**** Provided passage ****

Papa Murphy's argues that it should not be penalized for its noncompliance with the 2012 Order because (1) under its interpretation of that rule, the prior express consent it had obtained under the 1992 Order remained valid because it was in writing, and the FCC concedes that its 2012 Order could have reasonably been interpreted that way; and (2) the 2015 Order represents an agency adjudicatory restatement that this Court cannot apply retroactively under Montgomery Ward, 691 F.2d 1322, 1333 (9th Cir. 1982), because its consent requirements caused a significant change in the law.

Lennartson argues that (1) the 2012 Order did not grandfather existing written consents that did not meet the definitional requirements of "prior express written consent"—that did not include a disclosure that an autodialer would be used and consent was not a condition of purchase—and (2) the 2015 Order, which only clarified an existing rule, can be applied retroactively under Qwest Services Corporation v. FCC, 509 F.3d 531, 540 (D.C. Cir. 2007).

Papa Murphy's failed to comply with the requirements of written consent as defined by the 2012 Order. It continued to text Lennartson after October 16, 2013 without disclosing that it was using an autodialing system to do so. See 2012 Order, 27 FCC Rcd. at 1843-44, 1857, 1863.

In Montgomery Ward, the Ninth Circuit explained when an agency's interpretation of a rule—an application of a previously articulated rule to particular factual circumstances—applies retroactively. See 691 F.2d at 1328-29, 1333. It adopted the D.C. Circuit's five factor test for balancing a regulated party's interest in being able to rely on a rule's plain terms against an agency's interest in retroactive application:

Among the considerations that enter into a resolution of the problem are (1) whether the particular case is one of first impression, (2) whether the new rule represents an abrupt departure from well established practice or merely attempts to fill a void in an unsettled area of law, (3) the extent to which the party against whom the new rule is applied relied on the former rule, (4) the degree of the burden which a retroactive order imposes on a party, and (5) the statutory interest in applying a new rule despite the reliance of a party on the old standard.

****

Copy the court excerpt from the words "Papa Murphy's argues" through the words "in the law.", substituting "Federal Communications Commission" for "FCC".

**** Data section ****

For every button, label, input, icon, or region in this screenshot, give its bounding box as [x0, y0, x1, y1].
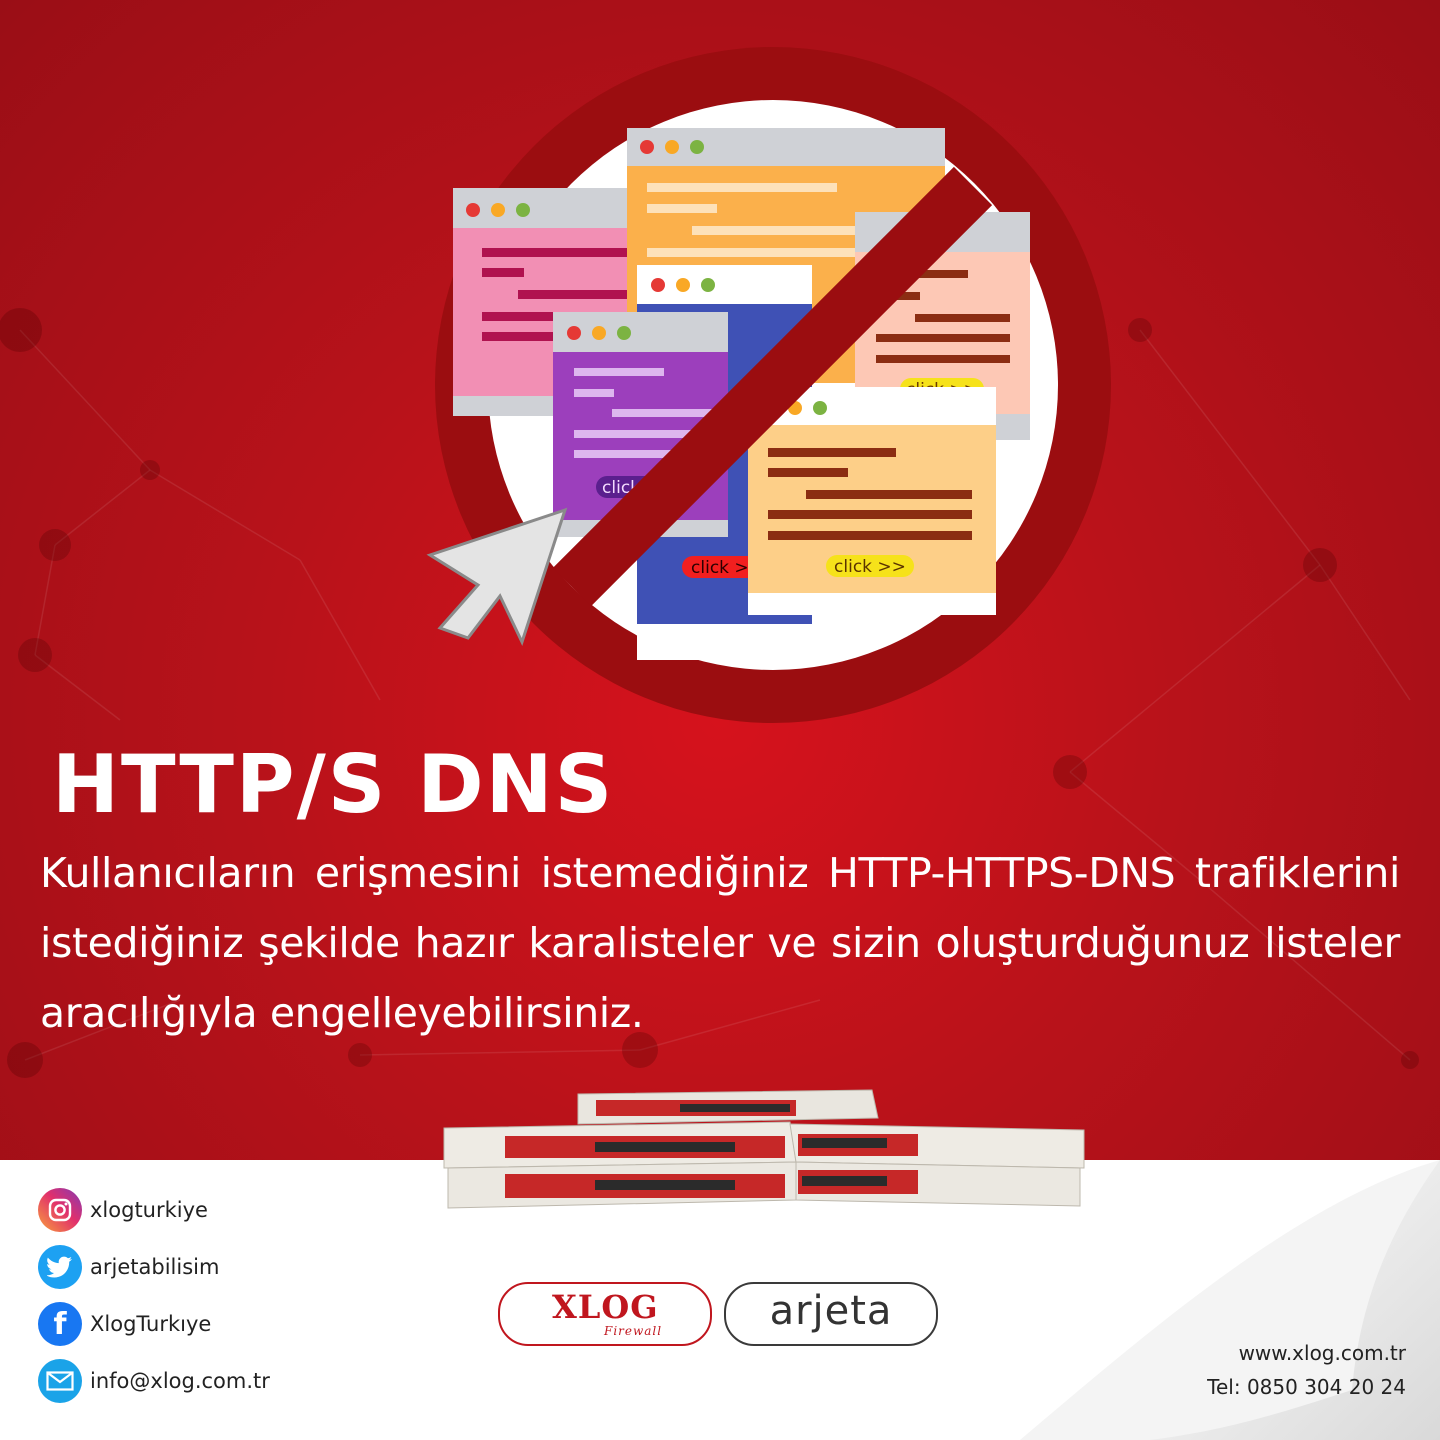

****

- The reply:
Papa Murphy's argues that it should not be penalized for its noncompliance with the 2012 Order because (1) under its interpretation of that rule, the prior express consent it had obtained under the 1992 Order remained valid because it was in writing, and the Federal Communications Commission concedes that its 2012 Order could have reasonably been interpreted that way; and (2) the 2015 Order represents an agency adjudicatory restatement that this Court cannot apply retroactively under Montgomery Ward, 691 F.2d 1322, 1333 (9th Cir. 1982), because its consent requirements caused a significant change in the law.